» Aufgabenstellung
Führen Sie den unten stehenden Artikel über die neuen YouTube-Abrechnungsregeln für „TrueView for action“-Anzeigen im Anschluss an seinen letzten Satz weiter.

» Dokumenttext
________________
"TrueView for action"-Anzeige 16.10.2018, 10:46 Uhr

YouTube: Neue Regeln bei der Abrechnung

YouTube ändert seine Regeln bei der Abrechnung der angesehenen Video-Werbung. Eine "TrueView for action"-Anzeige gilt bereits ab zehn Sekunden-Sehdauer als angesehen - und wird abgerechnet.
(Quelle: shutterstock.com/Your_Design)
Die "TrueView for Action"-Videoanzeigen gibt es seit zwei Jahren. Sie laufen auf YouTube und sind mit Handlungsaufrufen verknüpft, mit deren Hilfe der Produktverkauf angekurbelt werden soll. Für dieses Werbeformat gibt Google jetzt Änderungen bei den Attributionskriterien bekannt.

So verkürzt Google deutlich die Aktionsdauer von zwei Nutzerhandlungen, die für die Berechnung der Werbekosten entscheidend sind: Als Engagement gilt nunmehr eine Sehdauer von zehn Sekunden, nachdem ein Nutzer eine Videoanzeige aktiviert hat. Bisher war hier eine Sehdauer von 30 Sekunden als Kriterium angelegt worden.
________________
» Bereitgestelltes Material
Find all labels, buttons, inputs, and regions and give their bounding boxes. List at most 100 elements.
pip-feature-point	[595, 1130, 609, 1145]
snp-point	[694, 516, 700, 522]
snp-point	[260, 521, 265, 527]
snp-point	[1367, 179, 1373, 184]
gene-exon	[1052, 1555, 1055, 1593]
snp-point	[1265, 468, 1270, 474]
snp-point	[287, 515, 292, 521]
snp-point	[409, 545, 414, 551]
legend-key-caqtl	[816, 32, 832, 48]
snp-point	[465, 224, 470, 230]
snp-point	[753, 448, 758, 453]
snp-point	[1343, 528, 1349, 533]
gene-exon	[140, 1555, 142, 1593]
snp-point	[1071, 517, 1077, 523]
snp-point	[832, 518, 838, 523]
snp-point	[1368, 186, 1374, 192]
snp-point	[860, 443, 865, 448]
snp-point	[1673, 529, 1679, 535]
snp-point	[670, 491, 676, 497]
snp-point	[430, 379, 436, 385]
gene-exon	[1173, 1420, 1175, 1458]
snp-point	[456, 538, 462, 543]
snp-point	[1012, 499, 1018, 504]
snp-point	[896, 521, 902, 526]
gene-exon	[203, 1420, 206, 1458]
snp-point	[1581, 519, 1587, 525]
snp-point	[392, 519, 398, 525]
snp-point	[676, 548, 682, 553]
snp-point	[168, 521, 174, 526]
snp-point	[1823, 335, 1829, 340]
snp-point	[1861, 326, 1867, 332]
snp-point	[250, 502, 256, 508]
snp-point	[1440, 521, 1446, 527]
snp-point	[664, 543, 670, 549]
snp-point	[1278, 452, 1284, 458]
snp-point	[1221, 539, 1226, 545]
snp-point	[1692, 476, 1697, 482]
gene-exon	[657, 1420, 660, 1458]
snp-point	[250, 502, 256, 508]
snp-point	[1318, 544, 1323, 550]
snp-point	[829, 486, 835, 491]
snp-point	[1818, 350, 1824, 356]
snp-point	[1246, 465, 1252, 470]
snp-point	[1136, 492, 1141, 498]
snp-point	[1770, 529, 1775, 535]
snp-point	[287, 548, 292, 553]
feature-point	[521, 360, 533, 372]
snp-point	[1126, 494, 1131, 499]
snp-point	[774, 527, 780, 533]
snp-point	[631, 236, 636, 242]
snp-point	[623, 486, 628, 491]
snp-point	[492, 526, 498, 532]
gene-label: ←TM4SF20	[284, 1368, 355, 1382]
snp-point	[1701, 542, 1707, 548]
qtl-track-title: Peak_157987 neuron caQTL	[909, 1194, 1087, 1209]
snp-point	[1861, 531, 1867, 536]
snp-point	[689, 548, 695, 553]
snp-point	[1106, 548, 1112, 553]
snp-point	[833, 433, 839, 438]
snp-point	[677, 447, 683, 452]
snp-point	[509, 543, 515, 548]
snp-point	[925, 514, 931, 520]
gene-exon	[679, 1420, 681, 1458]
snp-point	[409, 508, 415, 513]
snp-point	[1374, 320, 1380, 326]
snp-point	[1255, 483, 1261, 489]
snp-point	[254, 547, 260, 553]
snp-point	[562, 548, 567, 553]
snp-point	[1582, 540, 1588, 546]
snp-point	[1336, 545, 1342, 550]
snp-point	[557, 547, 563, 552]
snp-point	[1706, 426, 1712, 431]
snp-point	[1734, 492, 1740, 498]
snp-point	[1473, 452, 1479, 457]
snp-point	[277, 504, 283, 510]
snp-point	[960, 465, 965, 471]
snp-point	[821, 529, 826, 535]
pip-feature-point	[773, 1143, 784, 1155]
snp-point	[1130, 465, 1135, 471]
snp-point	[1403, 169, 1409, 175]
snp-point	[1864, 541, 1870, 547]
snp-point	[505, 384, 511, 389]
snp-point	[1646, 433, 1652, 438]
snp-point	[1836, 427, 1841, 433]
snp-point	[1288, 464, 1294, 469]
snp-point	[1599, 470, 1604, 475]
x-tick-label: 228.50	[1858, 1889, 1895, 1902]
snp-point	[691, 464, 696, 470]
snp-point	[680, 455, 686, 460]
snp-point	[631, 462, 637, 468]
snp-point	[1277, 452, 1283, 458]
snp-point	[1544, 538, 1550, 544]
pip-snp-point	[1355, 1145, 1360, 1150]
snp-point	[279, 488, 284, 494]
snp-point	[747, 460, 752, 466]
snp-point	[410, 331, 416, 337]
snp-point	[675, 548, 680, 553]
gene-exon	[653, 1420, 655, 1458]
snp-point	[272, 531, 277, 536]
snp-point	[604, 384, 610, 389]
________________
» Schriftliche Antwort
Conversion bei einer angesehenen Videoanzeige

Auch im Hinblick auf Conversions im Zuge einer angesehenen Videoanzeige rafft Google nunmehr den Reaktionszeitraum. Als Conversion galt bisher jede Nutzeraktion innerhalb von 30 Tagen nach dem ersten Engagement mit der Anzeige. Dieser Zeitraum wird nun auf drei Tage verkürzt.

Die neuen Regeln für die Attribution von Videoanzeigen bei YouTube spiegeln laut Google die wachsende Rolle von Video in der Customer Journey wider. Man habe dazu die Werbeeinblendungen und das Nutzerverhalten bei TrueView for action Ads großflächig analysiert, so Nicky Rettke, Group Product Manager, YouTube im Google Blog. Für Advertiser werde dank der neuen Kriterien das Reporting aktueller und zeitnaher, was wiederum auch die Anfangsphasen von CPA-Kampagnen verkürze.